- **Zadanie do wykonania**: Proszę przepisać cały poniższy materiał wiersz po wierszu, bez żadnych zmian. Obrazy należy pominąć w odpowiedzi.

........

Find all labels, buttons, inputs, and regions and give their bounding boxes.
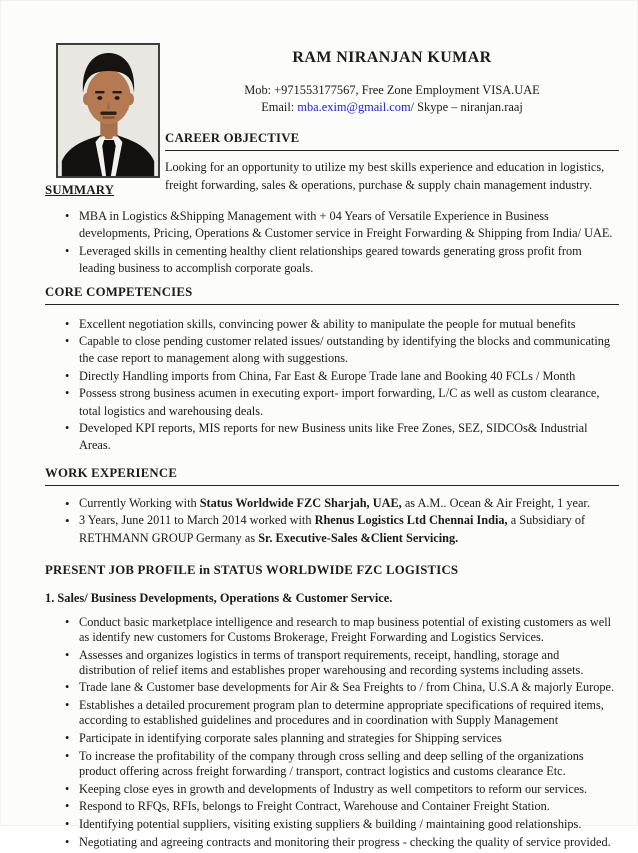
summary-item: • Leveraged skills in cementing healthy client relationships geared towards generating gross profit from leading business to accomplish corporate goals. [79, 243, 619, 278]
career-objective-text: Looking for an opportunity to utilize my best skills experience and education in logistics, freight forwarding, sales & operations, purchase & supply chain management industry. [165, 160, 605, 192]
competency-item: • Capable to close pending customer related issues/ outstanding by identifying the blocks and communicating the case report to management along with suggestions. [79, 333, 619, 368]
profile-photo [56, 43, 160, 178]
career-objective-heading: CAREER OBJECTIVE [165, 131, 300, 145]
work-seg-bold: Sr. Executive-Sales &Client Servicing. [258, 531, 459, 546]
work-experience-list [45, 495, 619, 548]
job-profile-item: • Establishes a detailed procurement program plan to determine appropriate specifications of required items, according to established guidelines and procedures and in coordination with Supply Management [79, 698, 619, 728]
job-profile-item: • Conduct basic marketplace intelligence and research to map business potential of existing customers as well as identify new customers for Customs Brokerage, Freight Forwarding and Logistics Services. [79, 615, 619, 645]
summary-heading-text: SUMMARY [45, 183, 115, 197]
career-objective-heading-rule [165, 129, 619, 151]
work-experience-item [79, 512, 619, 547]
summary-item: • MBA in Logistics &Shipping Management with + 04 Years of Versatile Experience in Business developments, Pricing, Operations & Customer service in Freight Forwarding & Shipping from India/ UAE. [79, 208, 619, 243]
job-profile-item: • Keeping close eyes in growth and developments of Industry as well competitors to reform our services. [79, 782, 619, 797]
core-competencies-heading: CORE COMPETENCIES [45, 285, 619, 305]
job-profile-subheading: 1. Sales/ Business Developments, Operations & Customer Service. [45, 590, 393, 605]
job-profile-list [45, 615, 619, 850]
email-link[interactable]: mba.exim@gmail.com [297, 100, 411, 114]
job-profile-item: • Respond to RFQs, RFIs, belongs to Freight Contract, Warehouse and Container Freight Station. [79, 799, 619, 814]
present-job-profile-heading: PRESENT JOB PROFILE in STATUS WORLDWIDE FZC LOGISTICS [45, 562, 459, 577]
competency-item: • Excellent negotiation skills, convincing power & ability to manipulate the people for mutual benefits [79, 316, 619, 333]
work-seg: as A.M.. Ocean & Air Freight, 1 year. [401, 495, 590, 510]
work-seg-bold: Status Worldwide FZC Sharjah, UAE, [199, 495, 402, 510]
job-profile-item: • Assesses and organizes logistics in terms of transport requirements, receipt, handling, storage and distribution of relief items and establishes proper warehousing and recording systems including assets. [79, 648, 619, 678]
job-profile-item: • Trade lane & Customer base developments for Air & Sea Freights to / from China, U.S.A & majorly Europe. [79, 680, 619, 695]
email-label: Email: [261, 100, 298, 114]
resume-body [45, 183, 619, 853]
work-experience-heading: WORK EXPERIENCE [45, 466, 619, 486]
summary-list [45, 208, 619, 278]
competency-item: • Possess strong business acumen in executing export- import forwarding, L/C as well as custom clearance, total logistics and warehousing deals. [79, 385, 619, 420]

........

- **Odpowiedź poniżej**:
Find all labels, buttons, inputs, and regions and give their bounding boxes.
summary-item: • Leveraged skills in cementing healthy client relationships geared towards generating gross profit from leading business to accomplish corporate goals. [79, 243, 619, 278]
career-objective-text: Looking for an opportunity to utilize my best skills experience and education in logistics, freight forwarding, sales & operations, purchase & supply chain management industry. [165, 160, 605, 192]
competency-item: • Capable to close pending customer related issues/ outstanding by identifying the blocks and communicating the case report to management along with suggestions. [79, 333, 619, 368]
profile-photo [56, 43, 160, 178]
career-objective-heading: CAREER OBJECTIVE [165, 131, 300, 145]
work-seg-bold: Sr. Executive-Sales &Client Servicing. [258, 531, 459, 546]
work-experience-list [45, 495, 619, 548]
job-profile-item: • Establishes a detailed procurement program plan to determine appropriate specifications of required items, according to established guidelines and procedures and in coordination with Supply Management [79, 698, 619, 728]
job-profile-item: • Conduct basic marketplace intelligence and research to map business potential of existing customers as well as identify new customers for Customs Brokerage, Freight Forwarding and Logistics Services. [79, 615, 619, 645]
summary-heading-text: SUMMARY [45, 183, 115, 197]
career-objective-heading-rule [165, 129, 619, 151]
work-experience-item [79, 512, 619, 547]
summary-item: • MBA in Logistics &Shipping Management with + 04 Years of Versatile Experience in Business developments, Pricing, Operations & Customer service in Freight Forwarding & Shipping from India/ UAE. [79, 208, 619, 243]
job-profile-item: • Keeping close eyes in growth and developments of Industry as well competitors to reform our services. [79, 782, 619, 797]
core-competencies-heading: CORE COMPETENCIES [45, 285, 619, 305]
job-profile-subheading: 1. Sales/ Business Developments, Operations & Customer Service. [45, 590, 393, 605]
job-profile-list [45, 615, 619, 850]
email-link[interactable]: mba.exim@gmail.com [297, 100, 411, 114]
job-profile-item: • Respond to RFQs, RFIs, belongs to Freight Contract, Warehouse and Container Freight Station. [79, 799, 619, 814]
present-job-profile-heading: PRESENT JOB PROFILE in STATUS WORLDWIDE FZC LOGISTICS [45, 562, 459, 577]
competency-item: • Excellent negotiation skills, convincing power & ability to manipulate the people for mutual benefits [79, 316, 619, 333]
work-seg: as A.M.. Ocean & Air Freight, 1 year. [401, 495, 590, 510]
work-seg-bold: Status Worldwide FZC Sharjah, UAE, [199, 495, 402, 510]
job-profile-item: • Assesses and organizes logistics in terms of transport requirements, receipt, handling, storage and distribution of relief items and establishes proper warehousing and recording systems including assets. [79, 648, 619, 678]
job-profile-item: • Trade lane & Customer base developments for Air & Sea Freights to / from China, U.S.A & majorly Europe. [79, 680, 619, 695]
email-label: Email: [261, 100, 298, 114]
resume-body [45, 183, 619, 853]
work-experience-heading: WORK EXPERIENCE [45, 466, 619, 486]
summary-list [45, 208, 619, 278]
competency-item: • Possess strong business acumen in executing export- import forwarding, L/C as well as custom clearance, total logistics and warehousing deals. [79, 385, 619, 420]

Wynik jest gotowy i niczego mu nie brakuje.